:: Problem ::
Which lines below hold the word "cmbi"? Report each one.

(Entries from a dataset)
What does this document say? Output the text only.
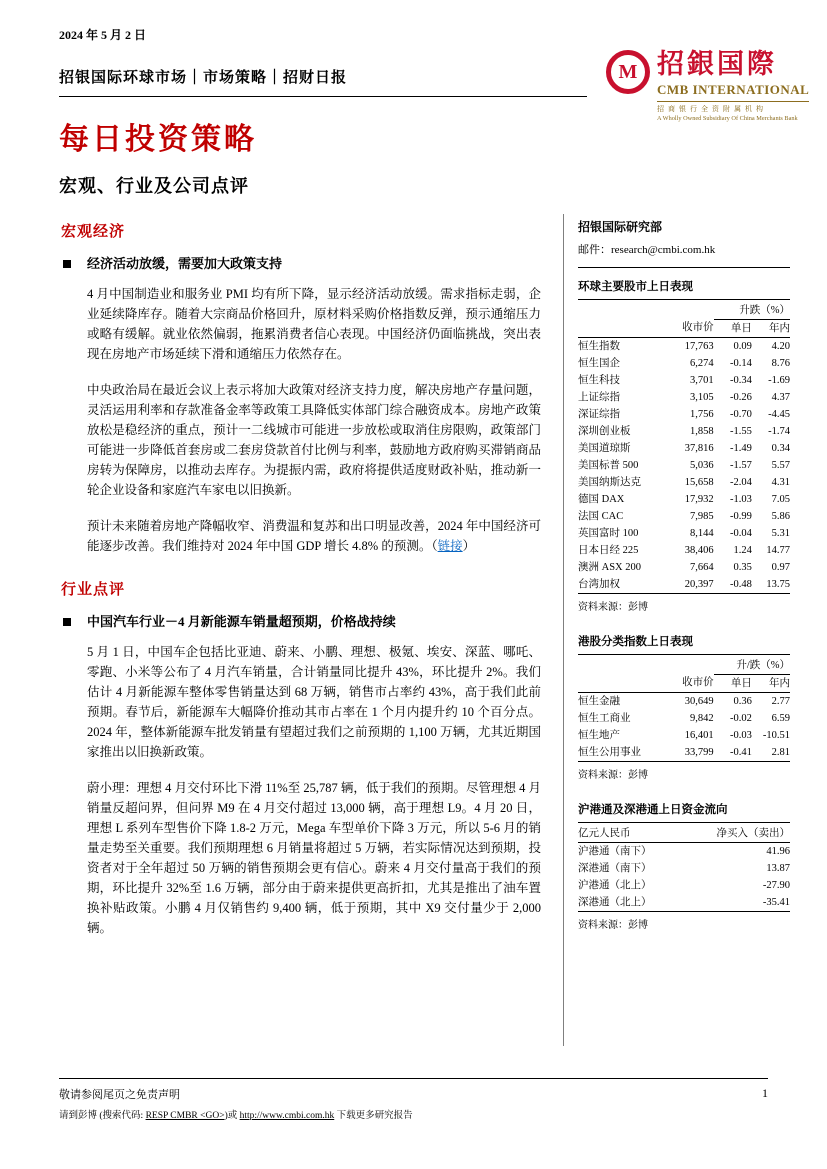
2024 年 5 月 2 日
招银国际环球市场｜市场策略｜招财日报	M 招銀国際
CMB INTERNATIONAL
招商银行全资附属机构
A Wholly Owned Subsidiary Of China Merchants Bank
每日投资策略
宏观、行业及公司点评
宏观经济
经济活动放缓，需要加大政策支持

4 月中国制造业和服务业 PMI 均有所下降，显示经济活动放缓。需求指标走弱，企业延续降库存。随着大宗商品价格回升，原材料采购价格指数反弹，预示通缩压力或略有缓解。就业依然偏弱，拖累消费者信心表现。中国经济仍面临挑战，突出表现在房地产市场延续下滑和通缩压力依然存在。

中央政治局在最近会议上表示将加大政策对经济支持力度，解决房地产存量问题，灵活运用利率和存款准备金率等政策工具降低实体部门综合融资成本。房地产政策放松是稳经济的重点，预计一二线城市可能进一步放松或取消住房限购，政策部门可能进一步降低首套房或二套房贷款首付比例与利率，鼓励地方政府购买滞销商品房转为保障房，以推动去库存。为提振内需，政府将提供适度财政补贴，推动新一轮企业设备和家庭汽车家电以旧换新。

预计未来随着房地产降幅收窄、消费温和复苏和出口明显改善，2024 年中国经济可能逐步改善。我们维持对 2024 年中国 GDP 增长 4.8% 的预测。（链接）

行业点评
中国汽车行业－4 月新能源车销量超预期，价格战持续

5 月 1 日，中国车企包括比亚迪、蔚来、小鹏、理想、极氪、埃安、深蓝、哪吒、零跑、小米等公布了 4 月汽车销量，合计销量同比提升 43%，环比提升 2%。我们估计 4 月新能源车整体零售销量达到 68 万辆，销售市占率约 43%，高于我们此前预期。春节后，新能源车大幅降价推动其市占率在 1 个月内提升约 10 个百分点。2024 年，整体新能源车批发销量有望超过我们之前预期的 1,100 万辆，尤其近期国家推出以旧换新政策。

蔚小理：理想 4 月交付环比下滑 11%至 25,787 辆，低于我们的预期。尽管理想 4 月销量反超问界，但问界 M9 在 4 月交付超过 13,000 辆，高于理想 L9。4 月 20 日，理想 L 系列车型售价下降 1.8-2 万元，Mega 车型单价下降 3 万元，所以 5-6 月的销量走势至关重要。我们预期理想 6 月销量将超过 5 万辆，若实际情况达到预期，投资者对于全年超过 50 万辆的销售预期会更有信心。蔚来 4 月交付量高于我们的预期，环比提升 32%至 1.6 万辆，部分由于蔚来提供更高折扣，尤其是推出了油车置换补贴政策。小鹏 4 月仅销售约 9,400 辆，低于预期，其中 X9 交付量少于 2,000 辆。

招银国际研究部
邮件：research@cmbi.com.hk
环球主要股市上日表现
		升跌（%）	
	收市价	单日	年内
恒生指数	17,763	0.09	4.20
恒生国企	6,274	-0.14	8.76
恒生科技	3,701	-0.34	-1.69
上证综指	3,105	-0.26	4.37
深证综指	1,756	-0.70	-4.45
深圳创业板	1,858	-1.55	-1.74
美国道琼斯	37,816	-1.49	0.34
美国标普 500	5,036	-1.57	5.57
美国纳斯达克	15,658	-2.04	4.31
德国 DAX	17,932	-1.03	7.05
法国 CAC	7,985	-0.99	5.86
英国富时 100	8,144	-0.04	5.31
日本日经 225	38,406	1.24	14.77
澳洲 ASX 200	7,664	0.35	0.97
台湾加权	20,397	-0.48	13.75
资料来源：彭博
港股分类指数上日表现
		升/跌（%）	
	收市价	单日	年内
恒生金融	30,649	0.36	2.77
恒生工商业	9,842	-0.02	6.59
恒生地产	16,401	-0.03	-10.51
恒生公用事业	33,799	-0.41	2.81
资料来源：彭博
沪港通及深港通上日资金流向
亿元人民币	净买入（卖出）
沪港通（南下）	41.96
深港通（南下）	13.87
沪港通（北上）	-27.90
深港通（北上）	-35.41
资料来源：彭博
敬请参阅尾页之免责声明	1
请到彭博 (搜索代码: RESP CMBR <GO>)或 http://www.cmbi.com.hk 下载更多研究报告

:: Answer to this problem ::
邮件：research@cmbi.com.hk
请到彭博 (搜索代码: RESP CMBR <GO>)或 http://www.cmbi.com.hk 下载更多研究报告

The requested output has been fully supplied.